WORK TO COMPLETE. Pictures stay out; everything else in the records below is copied exactly.

DATASET RECORDS.
============

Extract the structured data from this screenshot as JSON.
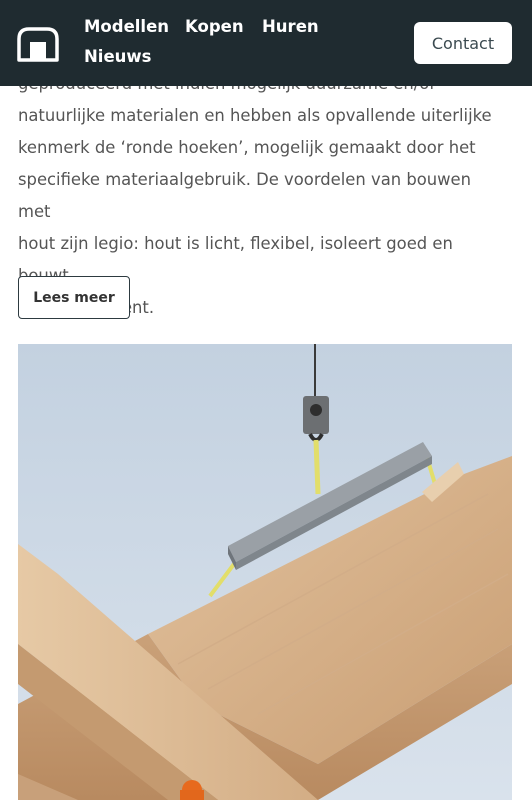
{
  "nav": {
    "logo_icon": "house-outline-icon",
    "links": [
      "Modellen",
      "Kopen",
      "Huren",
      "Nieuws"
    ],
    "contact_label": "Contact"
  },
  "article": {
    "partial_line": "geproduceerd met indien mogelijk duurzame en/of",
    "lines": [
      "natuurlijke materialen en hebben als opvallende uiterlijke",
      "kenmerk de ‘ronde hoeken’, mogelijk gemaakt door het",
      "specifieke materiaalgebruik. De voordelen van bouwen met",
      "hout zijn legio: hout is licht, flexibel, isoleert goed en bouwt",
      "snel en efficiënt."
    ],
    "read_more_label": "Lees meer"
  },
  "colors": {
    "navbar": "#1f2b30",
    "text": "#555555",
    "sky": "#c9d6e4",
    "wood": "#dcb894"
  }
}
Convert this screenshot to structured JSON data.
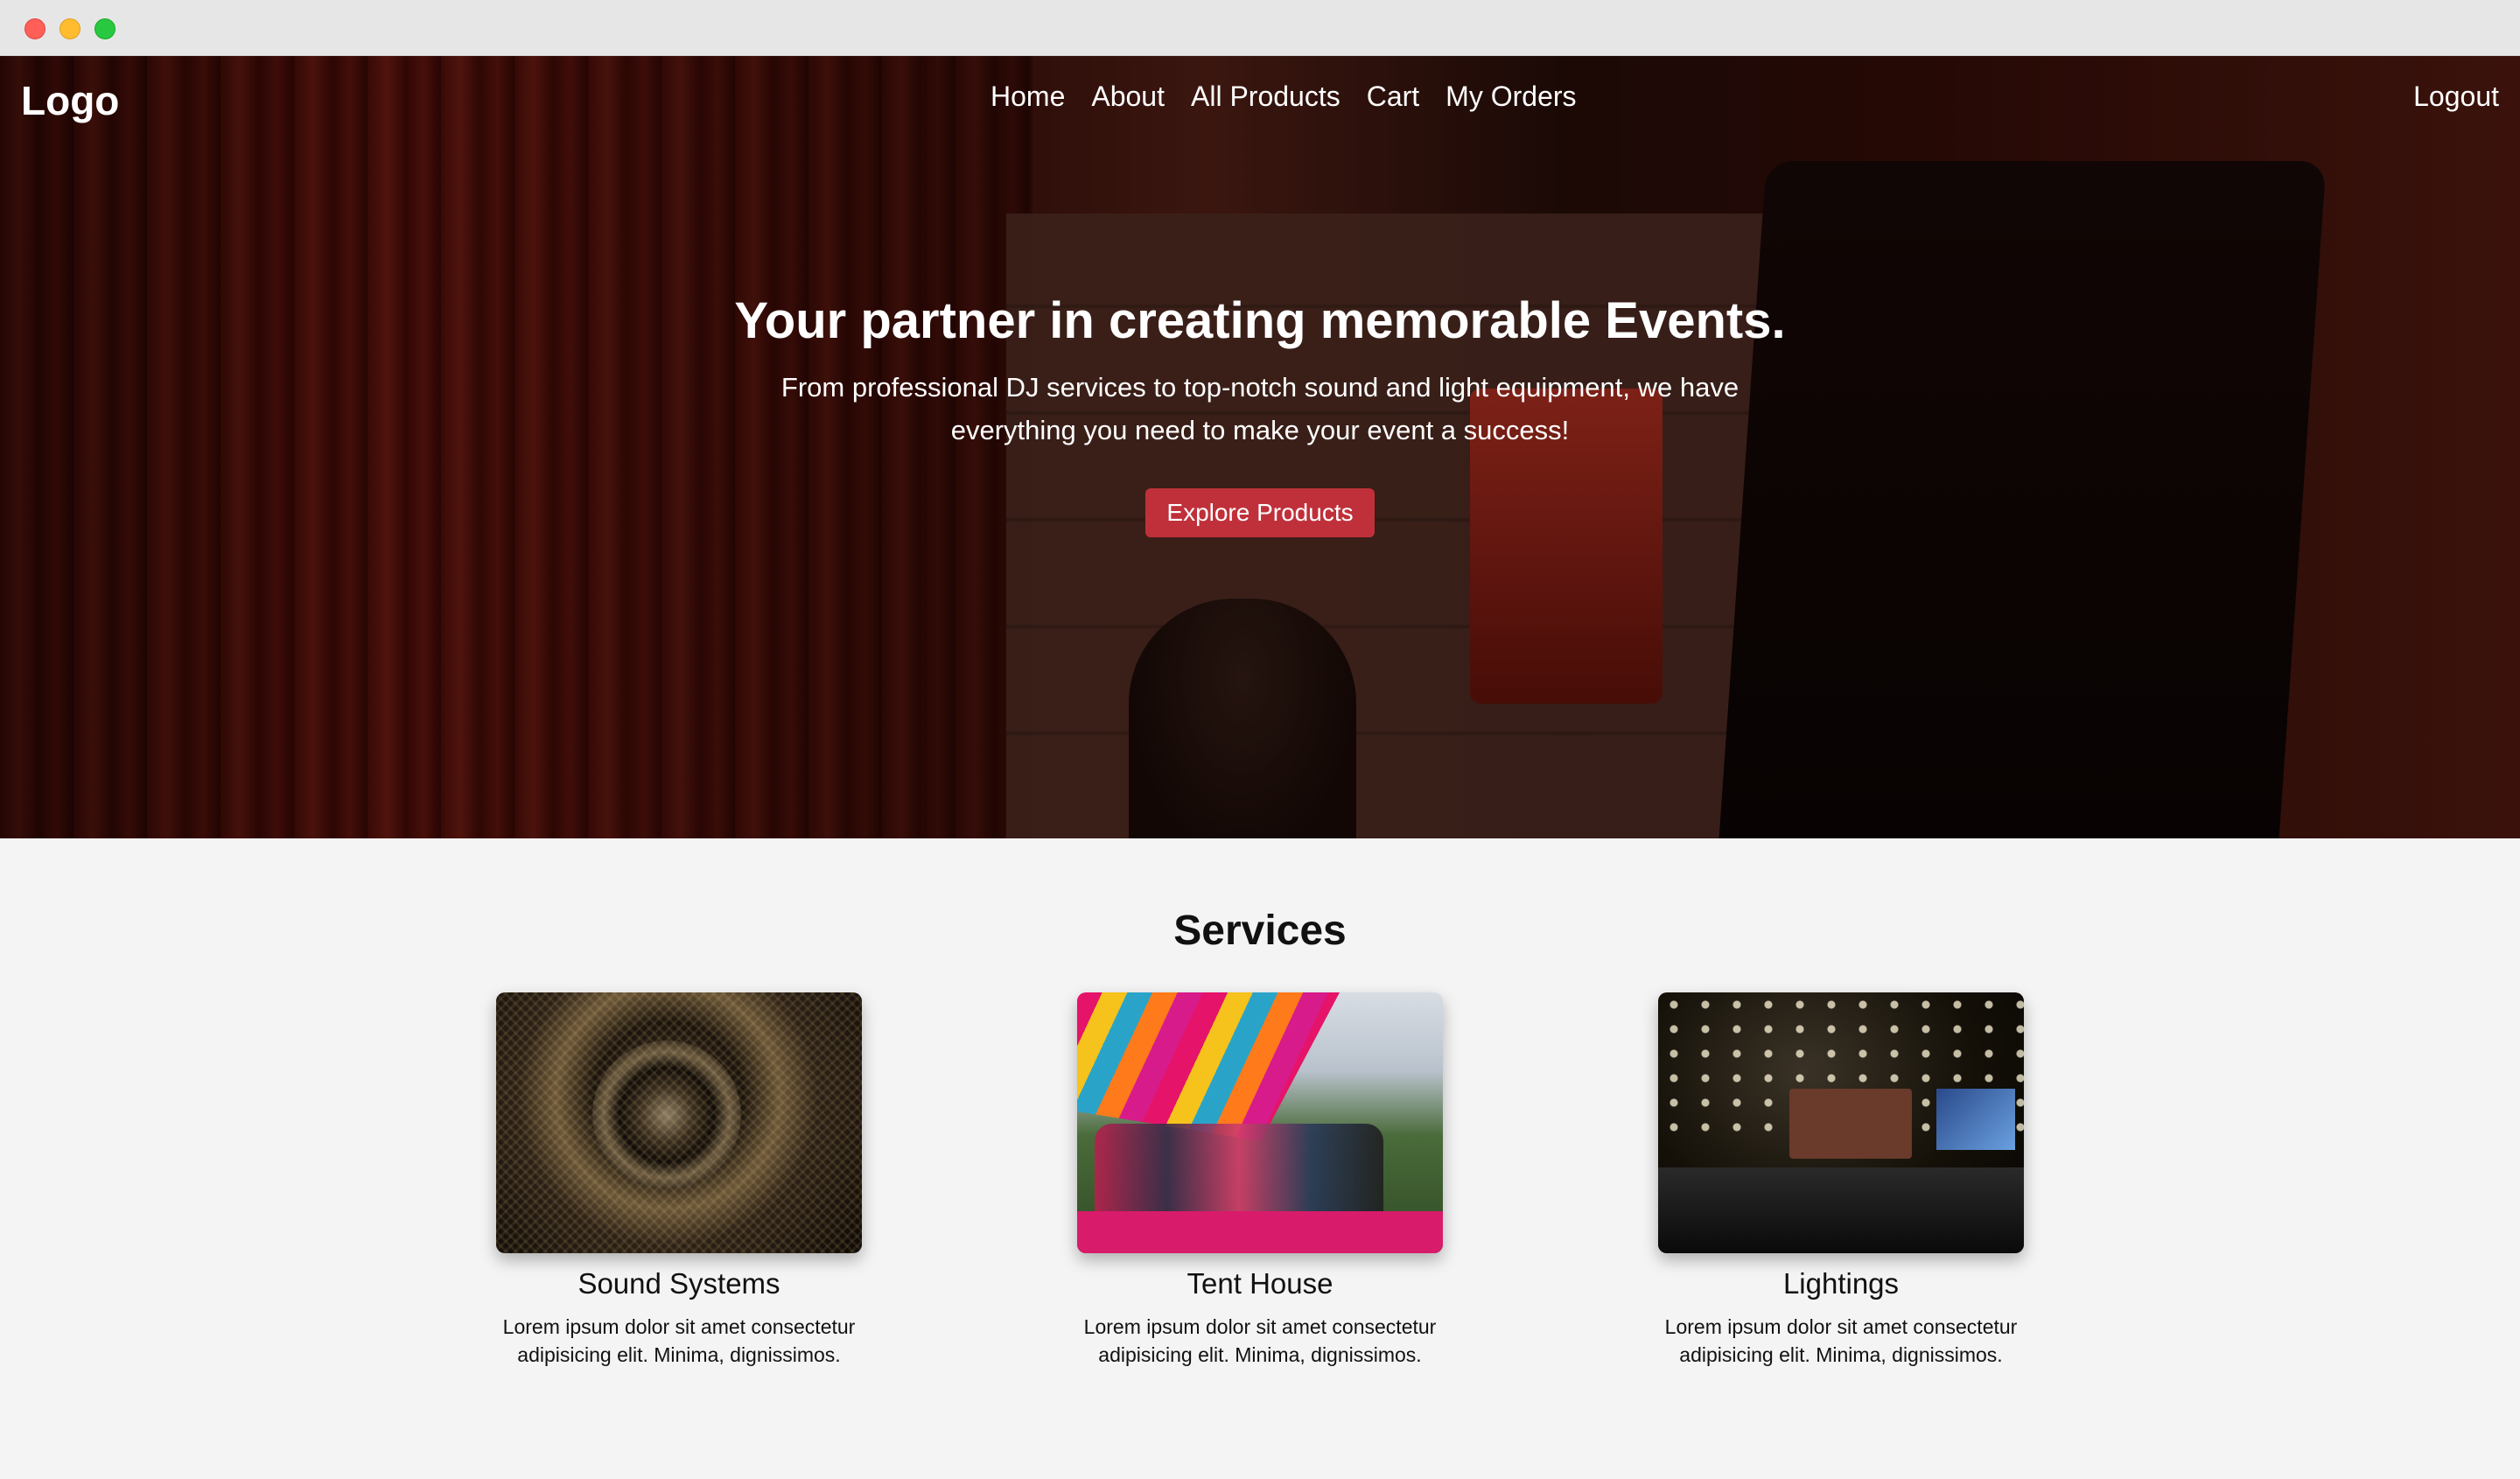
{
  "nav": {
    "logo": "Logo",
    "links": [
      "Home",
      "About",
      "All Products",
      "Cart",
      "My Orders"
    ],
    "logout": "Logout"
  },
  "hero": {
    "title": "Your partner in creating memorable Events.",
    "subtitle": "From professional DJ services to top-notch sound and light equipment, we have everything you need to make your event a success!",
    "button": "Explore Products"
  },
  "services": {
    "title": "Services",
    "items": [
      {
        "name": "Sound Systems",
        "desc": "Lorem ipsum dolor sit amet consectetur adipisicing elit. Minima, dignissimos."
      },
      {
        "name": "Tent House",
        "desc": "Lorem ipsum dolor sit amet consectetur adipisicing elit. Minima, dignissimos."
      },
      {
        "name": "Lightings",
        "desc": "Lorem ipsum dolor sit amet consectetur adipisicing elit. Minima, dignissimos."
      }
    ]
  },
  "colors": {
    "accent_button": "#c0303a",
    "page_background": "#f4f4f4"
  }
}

============

RESPONSE TO THIS EXERCISE.
Extract the structured data from this screenshot as JSON.
{
  "nav": {
    "logo_icon": "house-outline-icon",
    "links": [
      "Modellen",
      "Kopen",
      "Huren",
      "Nieuws"
    ],
    "contact_label": "Contact"
  },
  "article": {
    "partial_line": "geproduceerd met indien mogelijk duurzame en/of",
    "lines": [
      "natuurlijke materialen en hebben als opvallende uiterlijke",
      "kenmerk de ‘ronde hoeken’, mogelijk gemaakt door het",
      "specifieke materiaalgebruik. De voordelen van bouwen met",
      "hout zijn legio: hout is licht, flexibel, isoleert goed en bouwt",
      "snel en efficiënt."
    ],
    "read_more_label": "Lees meer"
  },
  "colors": {
    "navbar": "#1f2b30",
    "text": "#555555",
    "sky": "#c9d6e4",
    "wood": "#dcb894"
  }
}
Convert this screenshot to structured JSON data.
{
  "nav": {
    "logo": "Logo",
    "links": [
      "Home",
      "About",
      "All Products",
      "Cart",
      "My Orders"
    ],
    "logout": "Logout"
  },
  "hero": {
    "title": "Your partner in creating memorable Events.",
    "subtitle": "From professional DJ services to top-notch sound and light equipment, we have everything you need to make your event a success!",
    "button": "Explore Products"
  },
  "services": {
    "title": "Services",
    "items": [
      {
        "name": "Sound Systems",
        "desc": "Lorem ipsum dolor sit amet consectetur adipisicing elit. Minima, dignissimos."
      },
      {
        "name": "Tent House",
        "desc": "Lorem ipsum dolor sit amet consectetur adipisicing elit. Minima, dignissimos."
      },
      {
        "name": "Lightings",
        "desc": "Lorem ipsum dolor sit amet consectetur adipisicing elit. Minima, dignissimos."
      }
    ]
  },
  "colors": {
    "accent_button": "#c0303a",
    "page_background": "#f4f4f4"
  }
}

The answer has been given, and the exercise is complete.